* Extracted entries:
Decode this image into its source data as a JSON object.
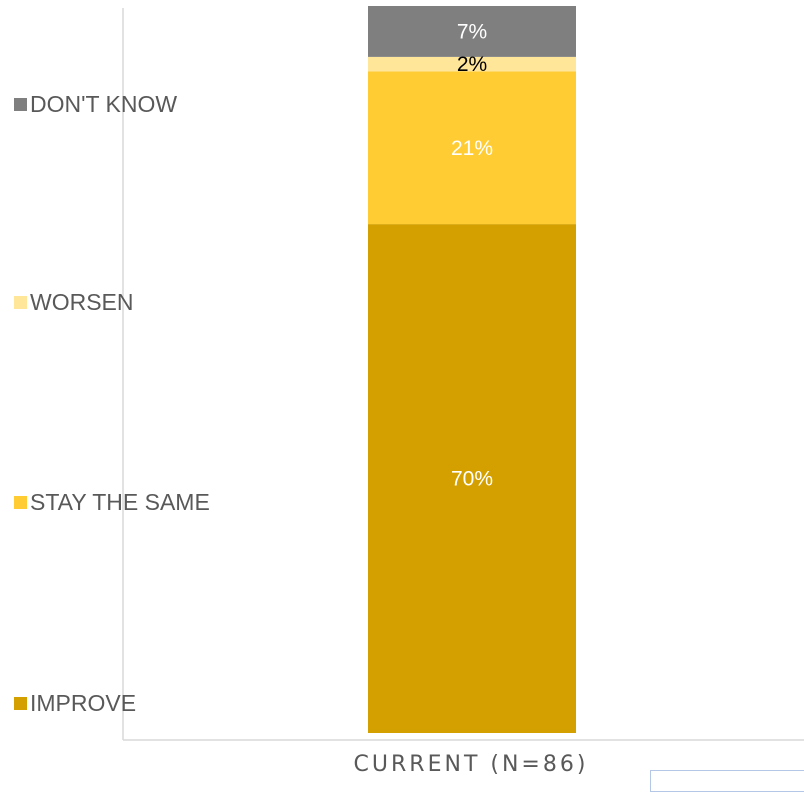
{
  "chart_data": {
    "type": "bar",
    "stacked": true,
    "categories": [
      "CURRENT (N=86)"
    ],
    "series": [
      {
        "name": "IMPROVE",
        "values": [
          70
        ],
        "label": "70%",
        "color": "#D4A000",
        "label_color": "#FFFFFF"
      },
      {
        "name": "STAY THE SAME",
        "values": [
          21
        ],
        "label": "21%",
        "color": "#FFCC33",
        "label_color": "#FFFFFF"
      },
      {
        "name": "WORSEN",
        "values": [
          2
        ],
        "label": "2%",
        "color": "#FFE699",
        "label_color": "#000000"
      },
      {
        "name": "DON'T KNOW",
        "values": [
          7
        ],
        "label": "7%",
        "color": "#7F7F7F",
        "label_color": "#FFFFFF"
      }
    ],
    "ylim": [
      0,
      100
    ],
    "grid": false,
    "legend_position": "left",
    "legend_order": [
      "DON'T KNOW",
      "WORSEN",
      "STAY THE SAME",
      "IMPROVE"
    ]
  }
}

--

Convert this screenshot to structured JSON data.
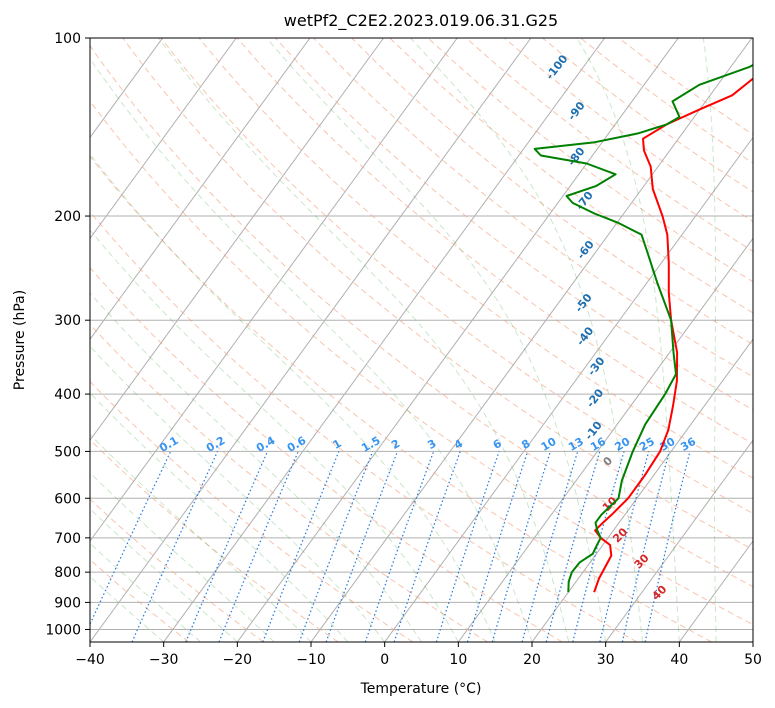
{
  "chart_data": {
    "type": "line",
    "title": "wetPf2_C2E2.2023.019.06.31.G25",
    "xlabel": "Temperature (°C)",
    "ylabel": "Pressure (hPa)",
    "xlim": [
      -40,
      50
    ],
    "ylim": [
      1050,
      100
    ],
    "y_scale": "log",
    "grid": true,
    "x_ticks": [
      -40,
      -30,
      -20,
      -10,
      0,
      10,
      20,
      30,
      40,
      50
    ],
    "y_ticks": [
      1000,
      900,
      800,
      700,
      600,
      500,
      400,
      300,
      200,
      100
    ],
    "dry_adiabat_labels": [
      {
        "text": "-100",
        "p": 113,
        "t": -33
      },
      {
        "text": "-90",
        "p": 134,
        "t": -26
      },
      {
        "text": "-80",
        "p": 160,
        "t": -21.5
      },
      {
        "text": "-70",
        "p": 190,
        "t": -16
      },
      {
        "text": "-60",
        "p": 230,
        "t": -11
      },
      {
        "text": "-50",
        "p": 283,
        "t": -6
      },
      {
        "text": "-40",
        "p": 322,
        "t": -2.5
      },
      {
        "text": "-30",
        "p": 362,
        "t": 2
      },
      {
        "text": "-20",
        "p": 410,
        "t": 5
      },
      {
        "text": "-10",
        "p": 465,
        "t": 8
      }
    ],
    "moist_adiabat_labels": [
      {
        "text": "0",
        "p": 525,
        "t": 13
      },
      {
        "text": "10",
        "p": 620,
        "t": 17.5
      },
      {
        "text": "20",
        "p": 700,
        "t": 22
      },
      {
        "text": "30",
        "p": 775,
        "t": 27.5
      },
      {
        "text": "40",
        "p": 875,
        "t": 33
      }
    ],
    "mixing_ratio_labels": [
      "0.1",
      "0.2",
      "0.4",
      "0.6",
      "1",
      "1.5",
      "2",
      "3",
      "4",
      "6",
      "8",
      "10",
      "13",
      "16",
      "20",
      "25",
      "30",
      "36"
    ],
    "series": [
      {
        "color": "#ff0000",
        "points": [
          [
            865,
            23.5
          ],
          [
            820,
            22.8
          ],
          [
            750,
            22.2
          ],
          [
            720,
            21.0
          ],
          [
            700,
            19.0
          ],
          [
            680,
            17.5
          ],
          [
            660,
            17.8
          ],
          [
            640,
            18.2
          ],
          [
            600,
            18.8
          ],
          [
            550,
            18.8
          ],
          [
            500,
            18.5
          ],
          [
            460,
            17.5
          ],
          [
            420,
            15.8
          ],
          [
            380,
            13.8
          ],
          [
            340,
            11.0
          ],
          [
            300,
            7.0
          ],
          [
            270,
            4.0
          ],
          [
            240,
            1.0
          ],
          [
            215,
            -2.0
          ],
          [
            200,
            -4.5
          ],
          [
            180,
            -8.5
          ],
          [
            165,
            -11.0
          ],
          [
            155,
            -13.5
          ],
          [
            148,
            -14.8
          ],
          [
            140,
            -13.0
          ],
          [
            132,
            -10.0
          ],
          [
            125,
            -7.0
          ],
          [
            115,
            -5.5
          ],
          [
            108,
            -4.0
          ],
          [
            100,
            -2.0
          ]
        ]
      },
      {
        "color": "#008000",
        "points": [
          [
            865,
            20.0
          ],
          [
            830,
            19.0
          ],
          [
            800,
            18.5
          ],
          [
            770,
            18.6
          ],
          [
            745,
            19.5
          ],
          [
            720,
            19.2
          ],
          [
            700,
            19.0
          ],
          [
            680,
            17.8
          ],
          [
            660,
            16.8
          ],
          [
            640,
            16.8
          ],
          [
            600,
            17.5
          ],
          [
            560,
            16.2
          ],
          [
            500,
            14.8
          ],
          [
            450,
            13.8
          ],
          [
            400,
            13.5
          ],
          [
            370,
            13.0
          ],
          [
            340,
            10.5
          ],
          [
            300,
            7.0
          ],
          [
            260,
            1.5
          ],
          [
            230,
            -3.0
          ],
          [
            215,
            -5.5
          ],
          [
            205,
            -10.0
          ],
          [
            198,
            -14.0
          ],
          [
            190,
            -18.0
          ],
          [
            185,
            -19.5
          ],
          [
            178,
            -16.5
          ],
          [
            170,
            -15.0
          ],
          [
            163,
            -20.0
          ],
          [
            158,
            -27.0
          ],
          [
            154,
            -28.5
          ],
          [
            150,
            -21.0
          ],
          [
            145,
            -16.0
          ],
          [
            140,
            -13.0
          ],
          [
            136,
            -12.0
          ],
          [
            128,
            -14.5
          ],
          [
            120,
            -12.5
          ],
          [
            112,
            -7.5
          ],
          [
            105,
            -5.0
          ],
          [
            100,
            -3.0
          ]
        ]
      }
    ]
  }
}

* Task description:
How many lines in these entries contain the string "this"? State the number and nothing more.

* Correct answer:
2